▶ [Given request] List every abbreviation that the text on the Huntington Beach seawater desalination project introduces in parentheses, each with the full term it stands for.

▶ [Text extract]
****************************************
In addition to the desalination facility site (refer to Exhibit 3-6, CONCEPTUAL SITE PLAN), the proposed project will include several related off-site improvement, including pipelines between the existing HBGS ocean intake/outfall lines and the proposed desalination project, up to approximately 10 miles of water delivery pipeline and two underground pump stations. The intake/discharge pipelines would be located entirely within the existing HBGS site and would not require modifications to the coastal/marine portions of the existing HBGS ocean intake/discharge facilities. The water delivery pipeline would be up to approximately 10 miles in length, extending from the proposed desalination facility to the OC-44 water transmission line within the city of Costa Mesa, east of State Route 55 (SR-55) at the intersection of Del mar Avenue and Elden Avenue. The majority of the pipeline alignment will occur within the existing public streets, easements, or other rights-of-way (ROW) in urbanized areas. Although precise pipeline alignments may be modified during final engineering analyses, the conceptual pipeline alignments are shown in Exhibit 3-3, CONCEPTUAL PIPELINE ALIGNMENTS....
Proposed Project
The proposed Seawater Desalination Project at Huntington Beach consists of the construction and operation of a 50 million gallon per day (MGD) or 56,000 acre-feet per year (afy) seawater desalination facility by Poseidon Resources Corporation that would provide a supplemental and alternative source of potable water to Orange County. The desalination facility would withdraw source water from the existing HBGS cooling system discharge pipe, purify it utilizing reverse osmosis (RO) technology, discharge concentrated seawater water back to the existing HBGS outfall, to blend with remaining HBGS discharge and deliver potable product water to the distribution system....
****************************************
▶ [Given data]

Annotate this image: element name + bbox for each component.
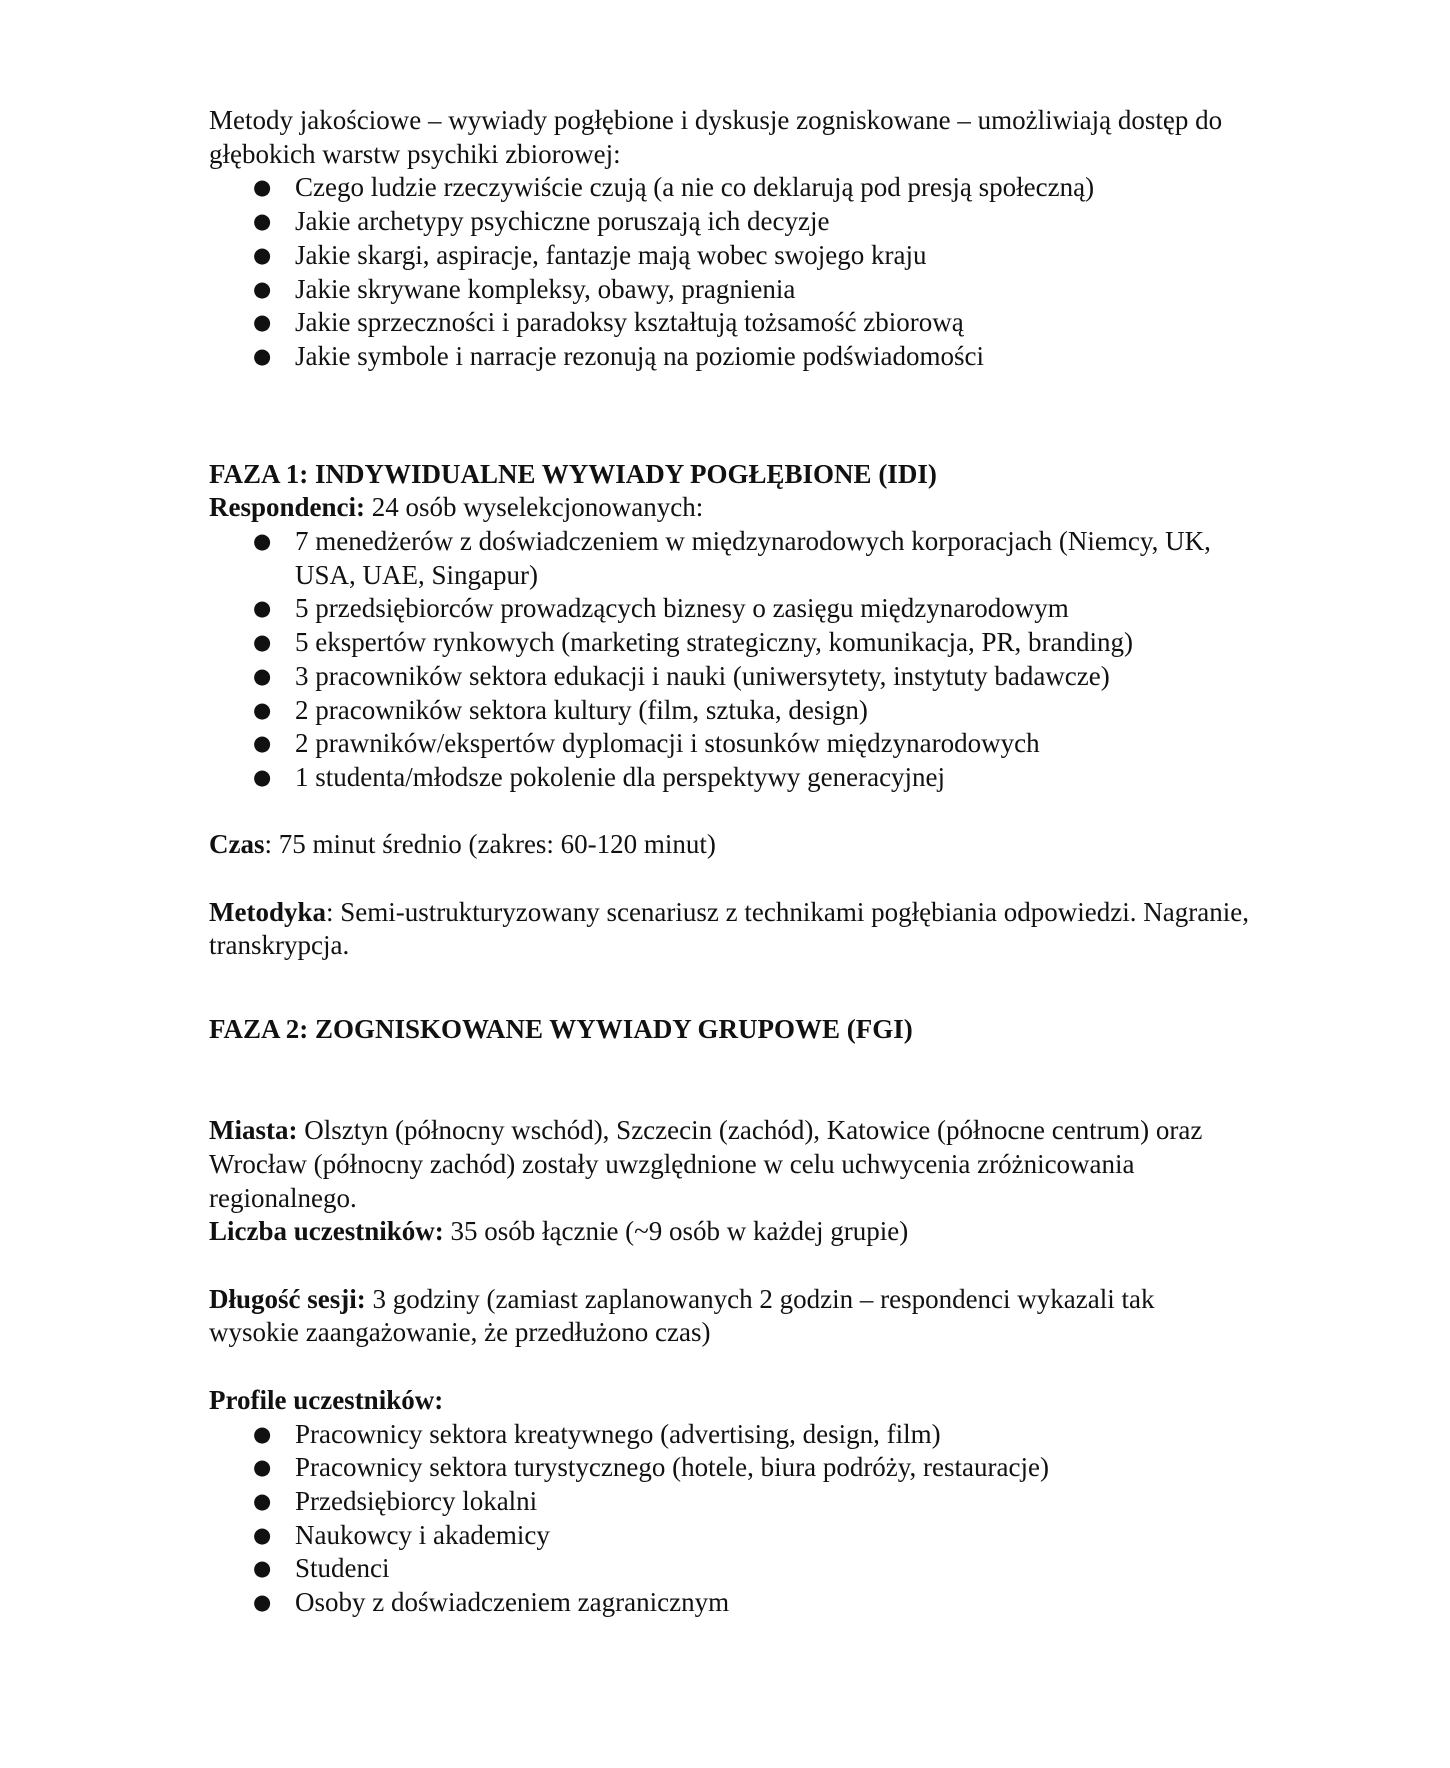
****************************************
▶ [Worked answer]
- SR-55: State Route 55
- ROW: rights-of-way
- MGD: million gallon per day
- afy: acre-feet per year
- RO: reverse osmosis